____ Records provided

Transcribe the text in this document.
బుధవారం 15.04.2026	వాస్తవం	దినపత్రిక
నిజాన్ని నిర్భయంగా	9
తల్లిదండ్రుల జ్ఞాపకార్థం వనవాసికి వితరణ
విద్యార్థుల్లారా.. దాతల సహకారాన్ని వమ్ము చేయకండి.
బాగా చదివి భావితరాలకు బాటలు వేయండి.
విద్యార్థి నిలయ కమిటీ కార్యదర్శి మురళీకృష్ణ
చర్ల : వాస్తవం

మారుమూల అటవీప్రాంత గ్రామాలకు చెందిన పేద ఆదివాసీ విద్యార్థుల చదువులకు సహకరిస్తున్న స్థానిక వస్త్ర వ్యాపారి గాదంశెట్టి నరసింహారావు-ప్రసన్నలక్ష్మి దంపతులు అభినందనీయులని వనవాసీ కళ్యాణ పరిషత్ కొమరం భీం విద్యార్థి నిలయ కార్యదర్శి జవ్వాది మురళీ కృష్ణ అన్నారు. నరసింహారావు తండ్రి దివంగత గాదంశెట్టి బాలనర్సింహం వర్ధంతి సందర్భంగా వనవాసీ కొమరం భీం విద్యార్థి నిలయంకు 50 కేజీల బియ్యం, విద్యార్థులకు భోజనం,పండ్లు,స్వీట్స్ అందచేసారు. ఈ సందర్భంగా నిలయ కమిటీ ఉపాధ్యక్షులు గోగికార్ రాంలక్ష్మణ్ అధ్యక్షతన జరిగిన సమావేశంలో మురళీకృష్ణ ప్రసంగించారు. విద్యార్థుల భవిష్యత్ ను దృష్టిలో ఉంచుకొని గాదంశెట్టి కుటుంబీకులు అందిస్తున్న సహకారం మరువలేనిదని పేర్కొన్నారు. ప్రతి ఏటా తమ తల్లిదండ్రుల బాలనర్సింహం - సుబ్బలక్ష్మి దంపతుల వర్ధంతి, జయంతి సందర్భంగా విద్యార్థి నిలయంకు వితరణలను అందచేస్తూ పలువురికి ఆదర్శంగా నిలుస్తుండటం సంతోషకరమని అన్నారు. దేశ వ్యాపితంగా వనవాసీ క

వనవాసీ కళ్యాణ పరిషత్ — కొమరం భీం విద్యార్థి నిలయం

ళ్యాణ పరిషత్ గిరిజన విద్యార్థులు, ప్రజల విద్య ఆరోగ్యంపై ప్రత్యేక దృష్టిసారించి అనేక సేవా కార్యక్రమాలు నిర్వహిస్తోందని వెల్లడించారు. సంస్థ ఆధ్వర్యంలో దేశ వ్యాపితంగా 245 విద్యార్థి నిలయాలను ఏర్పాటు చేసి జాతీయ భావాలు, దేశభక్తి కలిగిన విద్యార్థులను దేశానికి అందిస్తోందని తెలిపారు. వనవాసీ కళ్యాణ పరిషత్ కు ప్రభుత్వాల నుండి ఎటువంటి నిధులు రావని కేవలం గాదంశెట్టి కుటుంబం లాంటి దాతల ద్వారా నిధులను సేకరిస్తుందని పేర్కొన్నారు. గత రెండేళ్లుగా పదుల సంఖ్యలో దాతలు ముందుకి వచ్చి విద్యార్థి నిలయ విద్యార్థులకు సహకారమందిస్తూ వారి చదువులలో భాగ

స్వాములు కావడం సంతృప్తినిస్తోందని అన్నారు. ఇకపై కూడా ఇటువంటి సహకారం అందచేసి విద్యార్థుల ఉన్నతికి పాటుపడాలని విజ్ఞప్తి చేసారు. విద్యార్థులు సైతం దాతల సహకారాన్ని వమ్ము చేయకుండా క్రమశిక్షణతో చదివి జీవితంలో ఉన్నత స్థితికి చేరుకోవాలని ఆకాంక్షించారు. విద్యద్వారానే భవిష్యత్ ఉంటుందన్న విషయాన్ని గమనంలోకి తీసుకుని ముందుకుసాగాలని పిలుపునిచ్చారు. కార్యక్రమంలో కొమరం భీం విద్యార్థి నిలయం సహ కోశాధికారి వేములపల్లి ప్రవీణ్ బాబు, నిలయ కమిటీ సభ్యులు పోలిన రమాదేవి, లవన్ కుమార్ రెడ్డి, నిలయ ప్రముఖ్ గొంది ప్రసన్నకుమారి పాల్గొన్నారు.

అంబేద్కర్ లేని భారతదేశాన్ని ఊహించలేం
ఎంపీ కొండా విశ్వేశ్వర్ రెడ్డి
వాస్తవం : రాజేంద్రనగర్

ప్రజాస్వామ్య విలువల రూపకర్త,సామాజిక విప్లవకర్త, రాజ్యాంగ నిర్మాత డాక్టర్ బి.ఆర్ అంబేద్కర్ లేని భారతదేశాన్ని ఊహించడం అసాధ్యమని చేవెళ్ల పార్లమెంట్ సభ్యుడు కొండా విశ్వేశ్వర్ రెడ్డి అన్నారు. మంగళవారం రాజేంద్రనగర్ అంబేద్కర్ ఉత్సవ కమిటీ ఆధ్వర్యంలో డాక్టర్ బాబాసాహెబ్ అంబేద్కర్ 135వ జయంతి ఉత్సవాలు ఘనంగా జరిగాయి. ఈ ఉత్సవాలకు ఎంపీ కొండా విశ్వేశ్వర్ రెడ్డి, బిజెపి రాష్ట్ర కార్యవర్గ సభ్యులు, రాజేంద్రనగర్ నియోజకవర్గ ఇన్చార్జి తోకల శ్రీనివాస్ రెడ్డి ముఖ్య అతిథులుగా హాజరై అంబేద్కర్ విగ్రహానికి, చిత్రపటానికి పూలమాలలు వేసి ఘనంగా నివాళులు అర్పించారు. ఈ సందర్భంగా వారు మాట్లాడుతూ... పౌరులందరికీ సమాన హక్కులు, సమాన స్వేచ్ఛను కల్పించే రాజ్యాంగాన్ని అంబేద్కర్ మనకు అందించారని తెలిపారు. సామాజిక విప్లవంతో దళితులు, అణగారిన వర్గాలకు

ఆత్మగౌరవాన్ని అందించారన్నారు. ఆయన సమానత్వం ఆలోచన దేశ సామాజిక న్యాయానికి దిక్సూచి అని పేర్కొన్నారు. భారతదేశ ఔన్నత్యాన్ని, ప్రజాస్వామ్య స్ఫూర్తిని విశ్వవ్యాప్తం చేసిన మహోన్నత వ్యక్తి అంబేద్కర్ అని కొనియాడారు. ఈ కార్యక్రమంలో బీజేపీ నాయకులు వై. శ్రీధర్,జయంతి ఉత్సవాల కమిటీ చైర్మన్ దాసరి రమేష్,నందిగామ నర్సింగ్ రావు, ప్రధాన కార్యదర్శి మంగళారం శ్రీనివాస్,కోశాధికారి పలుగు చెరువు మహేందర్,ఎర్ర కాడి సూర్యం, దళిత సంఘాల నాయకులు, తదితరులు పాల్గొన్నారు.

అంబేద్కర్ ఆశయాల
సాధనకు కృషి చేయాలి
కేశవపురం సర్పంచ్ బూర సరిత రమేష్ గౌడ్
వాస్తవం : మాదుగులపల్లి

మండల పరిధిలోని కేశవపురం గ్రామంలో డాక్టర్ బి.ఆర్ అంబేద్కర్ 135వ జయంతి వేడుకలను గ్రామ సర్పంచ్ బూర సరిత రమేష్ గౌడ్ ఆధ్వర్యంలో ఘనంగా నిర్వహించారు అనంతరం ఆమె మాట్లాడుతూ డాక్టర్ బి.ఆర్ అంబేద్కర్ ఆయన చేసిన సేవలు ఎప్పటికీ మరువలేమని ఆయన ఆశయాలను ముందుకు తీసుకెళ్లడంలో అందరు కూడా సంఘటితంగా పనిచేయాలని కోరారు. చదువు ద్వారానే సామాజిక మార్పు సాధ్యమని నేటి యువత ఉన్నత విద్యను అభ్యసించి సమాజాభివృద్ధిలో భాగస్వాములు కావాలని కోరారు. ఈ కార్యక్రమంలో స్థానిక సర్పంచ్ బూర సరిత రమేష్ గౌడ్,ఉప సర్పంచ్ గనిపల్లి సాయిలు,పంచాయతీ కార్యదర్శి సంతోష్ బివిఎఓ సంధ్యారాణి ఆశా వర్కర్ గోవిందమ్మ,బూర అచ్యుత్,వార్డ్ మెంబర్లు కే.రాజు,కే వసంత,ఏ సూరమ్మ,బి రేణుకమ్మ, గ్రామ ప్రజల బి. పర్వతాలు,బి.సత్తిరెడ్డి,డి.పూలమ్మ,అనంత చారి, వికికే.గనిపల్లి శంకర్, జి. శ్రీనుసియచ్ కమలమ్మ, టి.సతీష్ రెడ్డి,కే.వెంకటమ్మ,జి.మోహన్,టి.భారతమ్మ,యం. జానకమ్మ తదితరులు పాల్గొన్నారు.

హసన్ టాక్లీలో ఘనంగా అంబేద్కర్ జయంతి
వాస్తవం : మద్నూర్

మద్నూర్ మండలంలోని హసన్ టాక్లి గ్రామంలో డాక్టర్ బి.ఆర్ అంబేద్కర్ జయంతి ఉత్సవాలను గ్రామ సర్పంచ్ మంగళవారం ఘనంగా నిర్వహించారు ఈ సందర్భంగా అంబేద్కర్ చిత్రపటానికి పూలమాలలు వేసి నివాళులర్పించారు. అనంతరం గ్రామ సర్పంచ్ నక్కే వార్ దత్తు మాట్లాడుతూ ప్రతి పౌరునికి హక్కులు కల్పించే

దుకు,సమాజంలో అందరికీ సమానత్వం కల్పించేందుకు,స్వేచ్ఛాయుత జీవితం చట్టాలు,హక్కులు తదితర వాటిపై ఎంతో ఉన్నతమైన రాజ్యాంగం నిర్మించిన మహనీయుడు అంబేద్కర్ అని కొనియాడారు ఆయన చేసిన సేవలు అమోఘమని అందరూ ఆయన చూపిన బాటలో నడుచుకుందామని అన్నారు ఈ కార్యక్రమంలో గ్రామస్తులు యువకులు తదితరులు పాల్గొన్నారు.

________

Stated exercise: Filter the listing for the word "రనగర" and copy every line that holds it.

Finished exercise:
వాస్తవం : రాజేంద్రనగర్
ప్రజాస్వామ్య విలువల రూపకర్త,సామాజిక విప్లవకర్త, రాజ్యాంగ నిర్మాత డాక్టర్ బి.ఆర్ అంబేద్కర్ లేని భారతదేశాన్ని ఊహించడం అసాధ్యమని చేవెళ్ల పార్లమెంట్ సభ్యుడు కొండా విశ్వేశ్వర్ రెడ్డి అన్నారు. మంగళవారం రాజేంద్రనగర్ అంబేద్కర్ ఉత్సవ కమిటీ ఆధ్వర్యంలో డాక్టర్ బాబాసాహెబ్ అంబేద్కర్ 135వ జయంతి ఉత్సవాలు ఘనంగా జరిగాయి. ఈ ఉత్సవాలకు ఎంపీ కొండా విశ్వేశ్వర్ రెడ్డి, బిజెపి రాష్ట్ర కార్యవర్గ సభ్యులు, రాజేంద్రనగర్ నియోజకవర్గ ఇన్చార్జి తోకల శ్రీనివాస్ రెడ్డి ముఖ్య అతిథులుగా హాజరై అంబేద్కర్ విగ్రహానికి, చిత్రపటానికి పూలమాలలు వేసి ఘనంగా నివాళులు అర్పించారు. ఈ సందర్భంగా వారు మాట్లాడుతూ... పౌరులందరికీ సమాన హక్కులు, సమాన స్వేచ్ఛను కల్పించే రాజ్యాంగాన్ని అంబేద్కర్ మనకు అందించారని తెలిపారు. సామాజిక విప్లవంతో దళితులు, అణగారిన వర్గాలకు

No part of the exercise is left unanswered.